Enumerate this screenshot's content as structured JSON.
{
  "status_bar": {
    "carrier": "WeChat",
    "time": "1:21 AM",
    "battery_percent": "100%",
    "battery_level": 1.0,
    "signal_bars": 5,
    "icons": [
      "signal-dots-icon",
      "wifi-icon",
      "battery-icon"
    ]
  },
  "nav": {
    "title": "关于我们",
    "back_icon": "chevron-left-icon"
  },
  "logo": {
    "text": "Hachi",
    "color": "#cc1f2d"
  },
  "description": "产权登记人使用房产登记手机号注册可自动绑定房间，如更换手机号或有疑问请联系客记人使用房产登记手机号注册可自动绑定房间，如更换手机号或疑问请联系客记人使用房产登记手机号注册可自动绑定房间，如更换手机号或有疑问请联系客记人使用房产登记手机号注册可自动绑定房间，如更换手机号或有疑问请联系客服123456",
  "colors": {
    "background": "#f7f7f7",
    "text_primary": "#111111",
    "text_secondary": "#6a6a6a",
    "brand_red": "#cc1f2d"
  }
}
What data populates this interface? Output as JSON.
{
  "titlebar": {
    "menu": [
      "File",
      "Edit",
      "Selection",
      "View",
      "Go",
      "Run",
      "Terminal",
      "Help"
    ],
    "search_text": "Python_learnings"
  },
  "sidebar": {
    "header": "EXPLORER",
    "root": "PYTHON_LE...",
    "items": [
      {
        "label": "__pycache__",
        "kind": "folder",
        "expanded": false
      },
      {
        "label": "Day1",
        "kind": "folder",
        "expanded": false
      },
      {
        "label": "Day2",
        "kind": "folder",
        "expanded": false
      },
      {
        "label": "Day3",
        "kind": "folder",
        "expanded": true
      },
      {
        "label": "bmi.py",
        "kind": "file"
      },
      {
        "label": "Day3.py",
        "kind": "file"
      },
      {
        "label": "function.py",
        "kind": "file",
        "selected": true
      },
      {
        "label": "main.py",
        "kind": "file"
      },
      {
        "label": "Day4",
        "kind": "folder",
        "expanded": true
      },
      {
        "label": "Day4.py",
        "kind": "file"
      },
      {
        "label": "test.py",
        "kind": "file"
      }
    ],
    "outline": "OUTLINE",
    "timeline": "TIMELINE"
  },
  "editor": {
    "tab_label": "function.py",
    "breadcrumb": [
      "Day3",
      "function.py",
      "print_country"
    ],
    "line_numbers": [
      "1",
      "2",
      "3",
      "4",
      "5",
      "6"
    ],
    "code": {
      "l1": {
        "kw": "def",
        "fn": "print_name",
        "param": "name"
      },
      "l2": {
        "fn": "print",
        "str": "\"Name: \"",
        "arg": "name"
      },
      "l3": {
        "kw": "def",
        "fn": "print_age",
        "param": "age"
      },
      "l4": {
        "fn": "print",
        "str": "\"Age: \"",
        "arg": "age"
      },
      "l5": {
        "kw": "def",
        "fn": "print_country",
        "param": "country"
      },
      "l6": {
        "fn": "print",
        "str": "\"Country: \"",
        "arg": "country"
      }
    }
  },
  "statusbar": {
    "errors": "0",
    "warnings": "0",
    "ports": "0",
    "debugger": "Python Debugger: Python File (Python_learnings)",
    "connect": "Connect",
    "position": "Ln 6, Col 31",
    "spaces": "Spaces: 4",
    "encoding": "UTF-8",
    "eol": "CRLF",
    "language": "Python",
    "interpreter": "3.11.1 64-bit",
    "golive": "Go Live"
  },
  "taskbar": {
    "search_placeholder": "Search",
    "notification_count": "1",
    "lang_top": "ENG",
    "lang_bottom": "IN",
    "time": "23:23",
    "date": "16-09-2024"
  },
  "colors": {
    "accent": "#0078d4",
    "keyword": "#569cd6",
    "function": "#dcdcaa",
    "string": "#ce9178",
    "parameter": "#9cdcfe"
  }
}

--- To be done ---
Extract every record. Keep wording exact.

--- Response for this exercise ---
Enumerate this screenshot's content as structured JSON.
{
  "status_bar": {
    "carrier": "WeChat",
    "time": "1:21 AM",
    "battery_percent": "100%",
    "battery_level": 1.0,
    "signal_bars": 5,
    "icons": [
      "signal-dots-icon",
      "wifi-icon",
      "battery-icon"
    ]
  },
  "nav": {
    "title": "关于我们",
    "back_icon": "chevron-left-icon"
  },
  "logo": {
    "text": "Hachi",
    "color": "#cc1f2d"
  },
  "description": "产权登记人使用房产登记手机号注册可自动绑定房间，如更换手机号或有疑问请联系客记人使用房产登记手机号注册可自动绑定房间，如更换手机号或疑问请联系客记人使用房产登记手机号注册可自动绑定房间，如更换手机号或有疑问请联系客记人使用房产登记手机号注册可自动绑定房间，如更换手机号或有疑问请联系客服123456",
  "colors": {
    "background": "#f7f7f7",
    "text_primary": "#111111",
    "text_secondary": "#6a6a6a",
    "brand_red": "#cc1f2d"
  }
}
What data populates this interface? Output as JSON.
{
  "titlebar": {
    "menu": [
      "File",
      "Edit",
      "Selection",
      "View",
      "Go",
      "Run",
      "Terminal",
      "Help"
    ],
    "search_text": "Python_learnings"
  },
  "sidebar": {
    "header": "EXPLORER",
    "root": "PYTHON_LE...",
    "items": [
      {
        "label": "__pycache__",
        "kind": "folder",
        "expanded": false
      },
      {
        "label": "Day1",
        "kind": "folder",
        "expanded": false
      },
      {
        "label": "Day2",
        "kind": "folder",
        "expanded": false
      },
      {
        "label": "Day3",
        "kind": "folder",
        "expanded": true
      },
      {
        "label": "bmi.py",
        "kind": "file"
      },
      {
        "label": "Day3.py",
        "kind": "file"
      },
      {
        "label": "function.py",
        "kind": "file",
        "selected": true
      },
      {
        "label": "main.py",
        "kind": "file"
      },
      {
        "label": "Day4",
        "kind": "folder",
        "expanded": true
      },
      {
        "label": "Day4.py",
        "kind": "file"
      },
      {
        "label": "test.py",
        "kind": "file"
      }
    ],
    "outline": "OUTLINE",
    "timeline": "TIMELINE"
  },
  "editor": {
    "tab_label": "function.py",
    "breadcrumb": [
      "Day3",
      "function.py",
      "print_country"
    ],
    "line_numbers": [
      "1",
      "2",
      "3",
      "4",
      "5",
      "6"
    ],
    "code": {
      "l1": {
        "kw": "def",
        "fn": "print_name",
        "param": "name"
      },
      "l2": {
        "fn": "print",
        "str": "\"Name: \"",
        "arg": "name"
      },
      "l3": {
        "kw": "def",
        "fn": "print_age",
        "param": "age"
      },
      "l4": {
        "fn": "print",
        "str": "\"Age: \"",
        "arg": "age"
      },
      "l5": {
        "kw": "def",
        "fn": "print_country",
        "param": "country"
      },
      "l6": {
        "fn": "print",
        "str": "\"Country: \"",
        "arg": "country"
      }
    }
  },
  "statusbar": {
    "errors": "0",
    "warnings": "0",
    "ports": "0",
    "debugger": "Python Debugger: Python File (Python_learnings)",
    "connect": "Connect",
    "position": "Ln 6, Col 31",
    "spaces": "Spaces: 4",
    "encoding": "UTF-8",
    "eol": "CRLF",
    "language": "Python",
    "interpreter": "3.11.1 64-bit",
    "golive": "Go Live"
  },
  "taskbar": {
    "search_placeholder": "Search",
    "notification_count": "1",
    "lang_top": "ENG",
    "lang_bottom": "IN",
    "time": "23:23",
    "date": "16-09-2024"
  },
  "colors": {
    "accent": "#0078d4",
    "keyword": "#569cd6",
    "function": "#dcdcaa",
    "string": "#ce9178",
    "parameter": "#9cdcfe"
  }
}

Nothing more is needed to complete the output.